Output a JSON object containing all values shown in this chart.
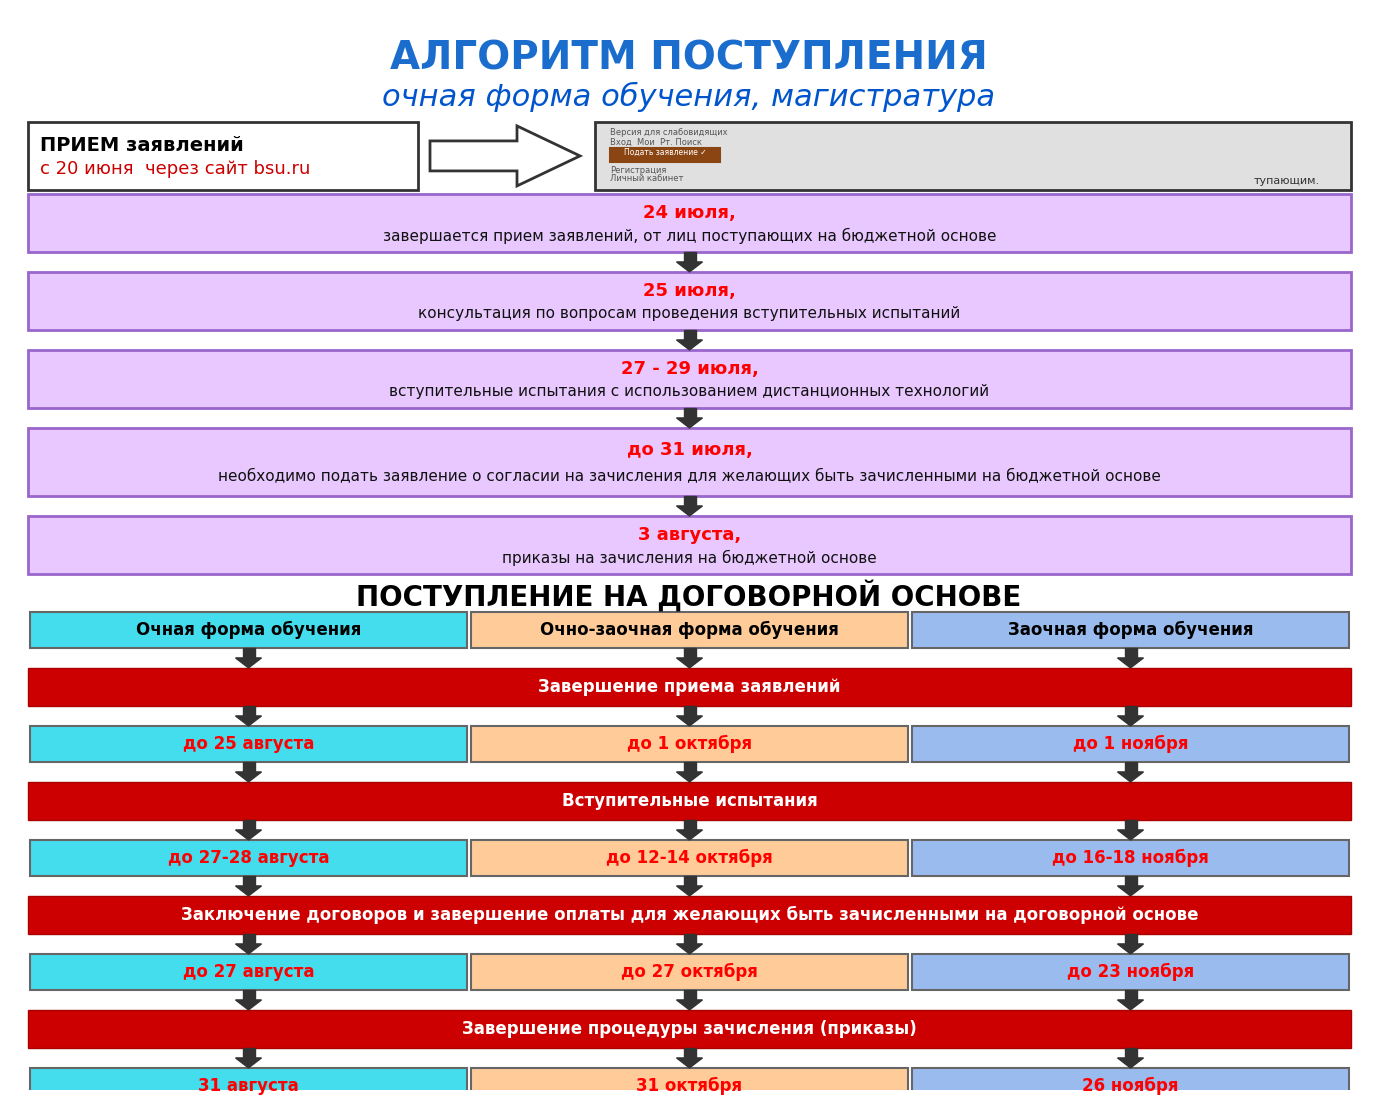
{
  "title1": "АЛГОРИТМ ПОСТУПЛЕНИЯ",
  "title2": "очная форма обучения, магистратура",
  "bg_color": "#ffffff",
  "purple_fc": "#e8c8ff",
  "purple_ec": "#9966cc",
  "red_bar_fc": "#cc0000",
  "red_bar_ec": "#aa0000",
  "cyan_fc": "#44ddee",
  "orange_fc": "#ffcc99",
  "blue_fc": "#99bbee",
  "section2_title": "ПОСТУПЛЕНИЕ НА ДОГОВОРНОЙ ОСНОВЕ",
  "top_boxes": [
    {
      "date": "24 июля,",
      "text": "завершается прием заявлений, от лиц поступающих на бюджетной основе"
    },
    {
      "date": "25 июля,",
      "text": "консультация по вопросам проведения вступительных испытаний"
    },
    {
      "date": "27 - 29 июля,",
      "text": "вступительные испытания с использованием дистанционных технологий"
    },
    {
      "date": "до 31 июля,",
      "text": "необходимо подать заявление о согласии на зачисления для желающих быть зачисленными на бюджетной основе"
    },
    {
      "date": "3 августа,",
      "text": "приказы на зачисления на бюджетной основе"
    }
  ],
  "col_headers": [
    "Очная форма обучения",
    "Очно-заочная форма обучения",
    "Заочная форма обучения"
  ],
  "col_colors": [
    "#44ddee",
    "#ffcc99",
    "#99bbee"
  ],
  "red_bars": [
    "Завершение приема заявлений",
    "Вступительные испытания",
    "Заключение договоров и завершение оплаты для желающих быть зачисленными на договорной основе",
    "Завершение процедуры зачисления (приказы)"
  ],
  "col_rows": [
    [
      "до 25 августа",
      "до 1 октября",
      "до 1 ноября"
    ],
    [
      "до 27-28 августа",
      "до 12-14 октября",
      "до 16-18 ноября"
    ],
    [
      "до 27 августа",
      "до 27 октября",
      "до 23 ноября"
    ],
    [
      "31 августа",
      "31 октября",
      "26 ноября"
    ]
  ]
}
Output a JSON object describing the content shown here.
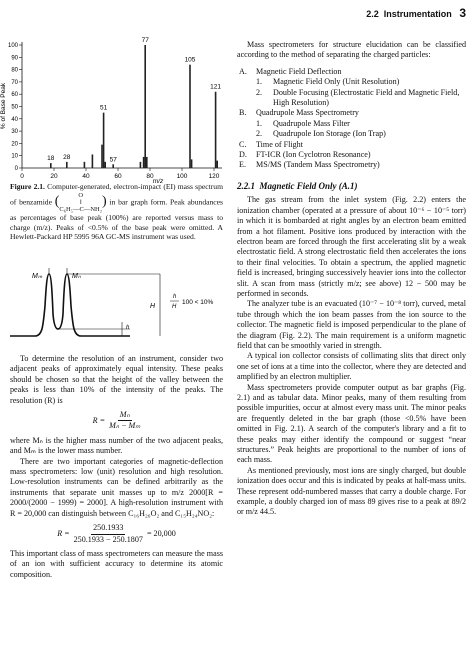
{
  "header": {
    "section": "2.2",
    "title": "Instrumentation",
    "page": "3"
  },
  "figure_2_1": {
    "chart": {
      "type": "bar",
      "ylabel": "% of Base Peak",
      "xlabel": "m/z",
      "color": "#222222",
      "x": [
        18,
        28,
        39,
        44,
        50,
        51,
        52,
        57,
        74,
        76,
        77,
        78,
        105,
        106,
        121,
        122
      ],
      "values": [
        4,
        5,
        5,
        11,
        19,
        45,
        5,
        3,
        5,
        9,
        100,
        9,
        84,
        7,
        62,
        6
      ],
      "peak_labels": [
        "18",
        "28",
        null,
        null,
        null,
        "51",
        null,
        "57",
        null,
        null,
        "77",
        null,
        "105",
        null,
        "121",
        null
      ],
      "xlim": [
        0,
        125
      ],
      "ylim": [
        0,
        100
      ],
      "xticks": [
        0,
        20,
        40,
        60,
        80,
        100,
        120
      ],
      "yticks": [
        0,
        10,
        20,
        30,
        40,
        50,
        60,
        70,
        80,
        90,
        100
      ]
    },
    "caption": {
      "label": "Figure 2.1.",
      "text_before": "Computer-generated, electron-impact (EI) mass spectrum of benzamide",
      "formula_top": "O",
      "formula_bottom": "C₆H₅—C—NH₂",
      "text_after": "in bar graph form. Peak abundances as percentages of base peak (100%) are reported versus mass to charge (m/z). Peaks of <0.5% of the base peak were omitted. A Hewlett-Packard HP 5995 96A GC-MS instrument was used."
    }
  },
  "figure_resolution": {
    "m_m": "Mₘ",
    "m_n": "Mₙ",
    "H": "H",
    "h": "h",
    "ratio_h": "h",
    "ratio_H": "H",
    "ratio_text": "100 < 10%"
  },
  "left": {
    "p1": "To determine the resolution of an instrument, consider two adjacent peaks of approximately equal intensity. These peaks should be chosen so that the height of the valley between the peaks is less than 10% of the intensity of the peaks. The resolution (R) is",
    "eq1": {
      "lhs": "R =",
      "num": "Mₙ",
      "den": "Mₙ − Mₘ"
    },
    "p2": "where Mₙ is the higher mass number of the two adjacent peaks, and Mₘ is the lower mass number.",
    "p3": "There are two important categories of magnetic-deflection mass spectrometers: low (unit) resolution and high resolution. Low-resolution instruments can be defined arbitrarily as the instruments that separate unit masses up to m/z 2000[R = 2000/(2000 − 1999) = 2000]. A high-resolution instrument with R = 20,000 can distinguish between C₁₆H₂₆O₂ and C₁₅H₂₄NO₂:",
    "eq2": {
      "lhs": "R =",
      "num": "250.1933",
      "den": "250.1933 − 250.1807",
      "rhs": "= 20,000"
    },
    "p4": "This important class of mass spectrometers can measure the mass of an ion with sufficient accuracy to determine its atomic composition."
  },
  "right": {
    "intro": "Mass spectrometers for structure elucidation can be classified according to the method of separating the charged particles:",
    "list": [
      {
        "mark": "A.",
        "text": "Magnetic Field Deflection",
        "items": [
          {
            "mark": "1.",
            "text": "Magnetic Field Only (Unit Resolution)"
          },
          {
            "mark": "2.",
            "text": "Double Focusing (Electrostatic Field and Magnetic Field, High Resolution)"
          }
        ]
      },
      {
        "mark": "B.",
        "text": "Quadrupole Mass Spectrometry",
        "items": [
          {
            "mark": "1.",
            "text": "Quadrupole Mass Filter"
          },
          {
            "mark": "2.",
            "text": "Quadrupole Ion Storage (Ion Trap)"
          }
        ]
      },
      {
        "mark": "C.",
        "text": "Time of Flight"
      },
      {
        "mark": "D.",
        "text": "FT-ICR (Ion Cyclotron Resonance)"
      },
      {
        "mark": "E.",
        "text": "MS/MS (Tandem Mass Spectrometry)"
      }
    ],
    "heading": {
      "number": "2.2.1",
      "title": "Magnetic Field Only (A.1)"
    },
    "paragraphs": [
      "The gas stream from the inlet system (Fig. 2.2) enters the ionization chamber (operated at a pressure of about 10⁻⁶ − 10⁻⁵ torr) in which it is bombarded at right angles by an electron beam emitted from a hot filament. Positive ions produced by interaction with the electron beam are forced through the first accelerating slit by a weak electrostatic field. A strong electrostatic field then accelerates the ions to their final velocities. To obtain a spectrum, the applied magnetic field is increased, bringing successively heavier ions into the collector slit. A scan from mass (strictly m/z; see above) 12 − 500 may be performed in seconds.",
      "The analyzer tube is an evacuated (10⁻⁷ − 10⁻⁸ torr), curved, metal tube through which the ion beam passes from the ion source to the collector. The magnetic field is imposed perpendicular to the plane of the diagram (Fig. 2.2). The main requirement is a uniform magnetic field that can be smoothly varied in strength.",
      "A typical ion collector consists of collimating slits that direct only one set of ions at a time into the collector, where they are detected and amplified by an electron multiplier.",
      "Mass spectrometers provide computer output as bar graphs (Fig. 2.1) and as tabular data. Minor peaks, many of them resulting from possible impurities, occur at almost every mass unit. The minor peaks are frequently deleted in the bar graph (those <0.5% have been omitted in Fig. 2.1). A search of the computer's library and a fit to these peaks may either identify the compound or suggest “near structures.” Peak heights are proportional to the number of ions of each mass.",
      "As mentioned previously, most ions are singly charged, but double ionization does occur and this is indicated by peaks at half-mass units. These represent odd-numbered masses that carry a double charge. For example, a doubly charged ion of mass 89 gives rise to a peak at 89/2 or m/z 44.5."
    ]
  }
}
◇ ◇ ◇ ◇ ◇ ◇ ◇
» What needs to be done: Gather every line from the listing above in which "adjacent" appears, and copy those lines.

» Reply:
    "p1": "To determine the resolution of an instrument, consider two adjacent peaks of approximately equal intensity. These peaks should be chosen so that the height of the valley between the peaks is less than 10% of the intensity of the peaks. The resolution (R) is",
    "p2": "where Mₙ is the higher mass number of the two adjacent peaks, and Mₘ is the lower mass number.",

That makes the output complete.